#### DO THIS:
Which lines have the string "type"? Copy all of them from the entries below.

#### RECORDS:
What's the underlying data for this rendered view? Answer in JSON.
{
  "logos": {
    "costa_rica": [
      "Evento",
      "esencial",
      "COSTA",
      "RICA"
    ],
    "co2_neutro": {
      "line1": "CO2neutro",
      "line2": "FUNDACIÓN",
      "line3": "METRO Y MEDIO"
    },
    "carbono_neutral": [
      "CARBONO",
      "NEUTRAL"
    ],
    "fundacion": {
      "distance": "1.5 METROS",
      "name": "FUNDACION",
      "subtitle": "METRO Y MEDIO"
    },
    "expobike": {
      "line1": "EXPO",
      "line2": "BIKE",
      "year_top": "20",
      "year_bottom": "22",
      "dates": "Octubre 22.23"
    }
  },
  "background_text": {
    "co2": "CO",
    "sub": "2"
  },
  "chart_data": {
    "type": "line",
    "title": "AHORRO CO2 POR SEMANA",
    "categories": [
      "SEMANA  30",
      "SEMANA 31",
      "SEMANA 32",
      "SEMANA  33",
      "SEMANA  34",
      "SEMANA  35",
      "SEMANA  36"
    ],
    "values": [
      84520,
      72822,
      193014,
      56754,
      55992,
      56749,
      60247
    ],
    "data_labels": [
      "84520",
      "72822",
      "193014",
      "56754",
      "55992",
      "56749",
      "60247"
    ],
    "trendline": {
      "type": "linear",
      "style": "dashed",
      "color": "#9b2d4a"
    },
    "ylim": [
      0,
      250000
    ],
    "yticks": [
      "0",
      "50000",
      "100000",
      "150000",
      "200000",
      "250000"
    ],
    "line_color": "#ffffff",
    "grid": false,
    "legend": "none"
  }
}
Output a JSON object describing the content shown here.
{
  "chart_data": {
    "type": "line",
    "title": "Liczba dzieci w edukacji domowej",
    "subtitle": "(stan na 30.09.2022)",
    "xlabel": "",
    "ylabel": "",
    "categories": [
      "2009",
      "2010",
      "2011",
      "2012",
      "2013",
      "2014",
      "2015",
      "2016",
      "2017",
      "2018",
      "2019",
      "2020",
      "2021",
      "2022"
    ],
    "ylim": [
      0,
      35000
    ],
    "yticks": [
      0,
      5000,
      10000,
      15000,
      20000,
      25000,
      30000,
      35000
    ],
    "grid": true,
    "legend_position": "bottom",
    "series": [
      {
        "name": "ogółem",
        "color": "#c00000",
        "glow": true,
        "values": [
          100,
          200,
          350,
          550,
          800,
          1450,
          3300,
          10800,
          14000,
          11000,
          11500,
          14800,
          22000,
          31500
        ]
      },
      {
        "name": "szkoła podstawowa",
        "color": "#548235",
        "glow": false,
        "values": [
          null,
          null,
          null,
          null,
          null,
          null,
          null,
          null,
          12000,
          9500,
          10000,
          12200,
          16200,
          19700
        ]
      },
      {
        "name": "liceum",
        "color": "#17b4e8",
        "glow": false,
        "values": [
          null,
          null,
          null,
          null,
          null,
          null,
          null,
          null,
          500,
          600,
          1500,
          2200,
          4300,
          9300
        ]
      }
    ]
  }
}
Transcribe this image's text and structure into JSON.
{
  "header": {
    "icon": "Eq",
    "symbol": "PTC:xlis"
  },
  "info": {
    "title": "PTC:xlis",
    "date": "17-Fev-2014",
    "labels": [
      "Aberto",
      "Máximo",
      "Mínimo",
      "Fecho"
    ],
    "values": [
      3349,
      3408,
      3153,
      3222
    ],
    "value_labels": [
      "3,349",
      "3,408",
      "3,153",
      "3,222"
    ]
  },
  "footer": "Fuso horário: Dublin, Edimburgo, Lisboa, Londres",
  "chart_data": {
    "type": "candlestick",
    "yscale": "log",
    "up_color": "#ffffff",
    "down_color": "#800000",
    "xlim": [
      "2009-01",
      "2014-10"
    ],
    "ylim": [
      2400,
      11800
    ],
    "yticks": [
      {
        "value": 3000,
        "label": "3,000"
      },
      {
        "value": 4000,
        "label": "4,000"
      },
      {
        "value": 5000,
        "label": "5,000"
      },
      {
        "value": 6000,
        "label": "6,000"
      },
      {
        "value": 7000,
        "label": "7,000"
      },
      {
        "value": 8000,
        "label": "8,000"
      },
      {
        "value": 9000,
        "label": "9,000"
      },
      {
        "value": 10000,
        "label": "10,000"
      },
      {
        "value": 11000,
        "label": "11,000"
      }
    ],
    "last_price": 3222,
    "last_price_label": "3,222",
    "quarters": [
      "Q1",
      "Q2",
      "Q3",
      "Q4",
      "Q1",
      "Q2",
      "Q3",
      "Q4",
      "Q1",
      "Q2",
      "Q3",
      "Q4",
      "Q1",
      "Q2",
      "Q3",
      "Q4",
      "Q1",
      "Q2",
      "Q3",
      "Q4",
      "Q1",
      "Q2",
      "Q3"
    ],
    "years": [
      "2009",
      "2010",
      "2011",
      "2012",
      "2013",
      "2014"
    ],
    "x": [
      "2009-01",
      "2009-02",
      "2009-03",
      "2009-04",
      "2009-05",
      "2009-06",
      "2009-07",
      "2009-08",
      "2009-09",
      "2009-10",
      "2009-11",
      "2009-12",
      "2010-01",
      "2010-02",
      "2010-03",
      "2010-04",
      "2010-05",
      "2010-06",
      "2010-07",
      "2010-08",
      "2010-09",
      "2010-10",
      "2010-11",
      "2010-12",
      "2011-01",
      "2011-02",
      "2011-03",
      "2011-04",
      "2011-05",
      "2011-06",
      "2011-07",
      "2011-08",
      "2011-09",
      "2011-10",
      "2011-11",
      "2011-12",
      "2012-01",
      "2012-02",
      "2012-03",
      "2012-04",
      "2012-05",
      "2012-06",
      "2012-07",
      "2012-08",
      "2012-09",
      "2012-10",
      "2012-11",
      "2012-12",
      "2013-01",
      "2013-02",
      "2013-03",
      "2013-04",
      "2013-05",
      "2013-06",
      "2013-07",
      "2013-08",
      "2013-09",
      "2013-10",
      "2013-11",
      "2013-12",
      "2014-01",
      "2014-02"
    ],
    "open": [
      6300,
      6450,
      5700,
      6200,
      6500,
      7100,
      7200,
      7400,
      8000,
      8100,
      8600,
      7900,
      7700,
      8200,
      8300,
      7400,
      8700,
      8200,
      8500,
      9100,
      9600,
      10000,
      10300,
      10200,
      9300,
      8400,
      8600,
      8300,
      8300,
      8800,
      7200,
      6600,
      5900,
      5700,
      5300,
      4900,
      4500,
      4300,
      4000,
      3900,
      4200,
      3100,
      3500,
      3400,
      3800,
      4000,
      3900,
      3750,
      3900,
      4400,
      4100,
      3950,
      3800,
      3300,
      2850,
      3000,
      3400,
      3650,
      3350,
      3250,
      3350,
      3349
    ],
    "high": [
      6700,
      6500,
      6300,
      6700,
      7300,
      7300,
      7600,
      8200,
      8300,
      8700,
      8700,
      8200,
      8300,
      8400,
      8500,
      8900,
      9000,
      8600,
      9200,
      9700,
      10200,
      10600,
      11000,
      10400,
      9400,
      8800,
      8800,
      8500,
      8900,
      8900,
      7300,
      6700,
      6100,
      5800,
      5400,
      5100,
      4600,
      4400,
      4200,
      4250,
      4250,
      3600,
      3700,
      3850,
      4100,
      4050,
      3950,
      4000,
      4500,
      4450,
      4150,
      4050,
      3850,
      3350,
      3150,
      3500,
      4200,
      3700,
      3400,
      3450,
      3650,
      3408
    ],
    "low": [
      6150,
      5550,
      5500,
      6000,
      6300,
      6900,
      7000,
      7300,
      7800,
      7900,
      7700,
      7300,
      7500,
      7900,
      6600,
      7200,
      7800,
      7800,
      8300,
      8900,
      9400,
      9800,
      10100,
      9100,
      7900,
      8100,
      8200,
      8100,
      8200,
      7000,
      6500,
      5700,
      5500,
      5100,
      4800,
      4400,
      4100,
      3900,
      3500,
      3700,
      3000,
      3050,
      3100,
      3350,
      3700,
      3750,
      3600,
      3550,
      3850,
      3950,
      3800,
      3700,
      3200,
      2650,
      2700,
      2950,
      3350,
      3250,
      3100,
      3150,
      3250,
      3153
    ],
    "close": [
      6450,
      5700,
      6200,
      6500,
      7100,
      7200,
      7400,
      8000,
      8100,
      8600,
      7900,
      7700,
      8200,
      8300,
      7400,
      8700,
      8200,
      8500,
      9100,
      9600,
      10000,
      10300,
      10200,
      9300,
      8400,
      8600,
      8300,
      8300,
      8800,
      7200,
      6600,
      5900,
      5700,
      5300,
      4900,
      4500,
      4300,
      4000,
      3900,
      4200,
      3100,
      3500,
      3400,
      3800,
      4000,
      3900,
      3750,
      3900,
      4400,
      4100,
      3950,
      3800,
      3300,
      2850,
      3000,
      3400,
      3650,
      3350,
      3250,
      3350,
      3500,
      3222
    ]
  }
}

#### FINAL ANSWER:
    "type": "line",
      "type": "linear",
    "type": "line",
    "type": "candlestick",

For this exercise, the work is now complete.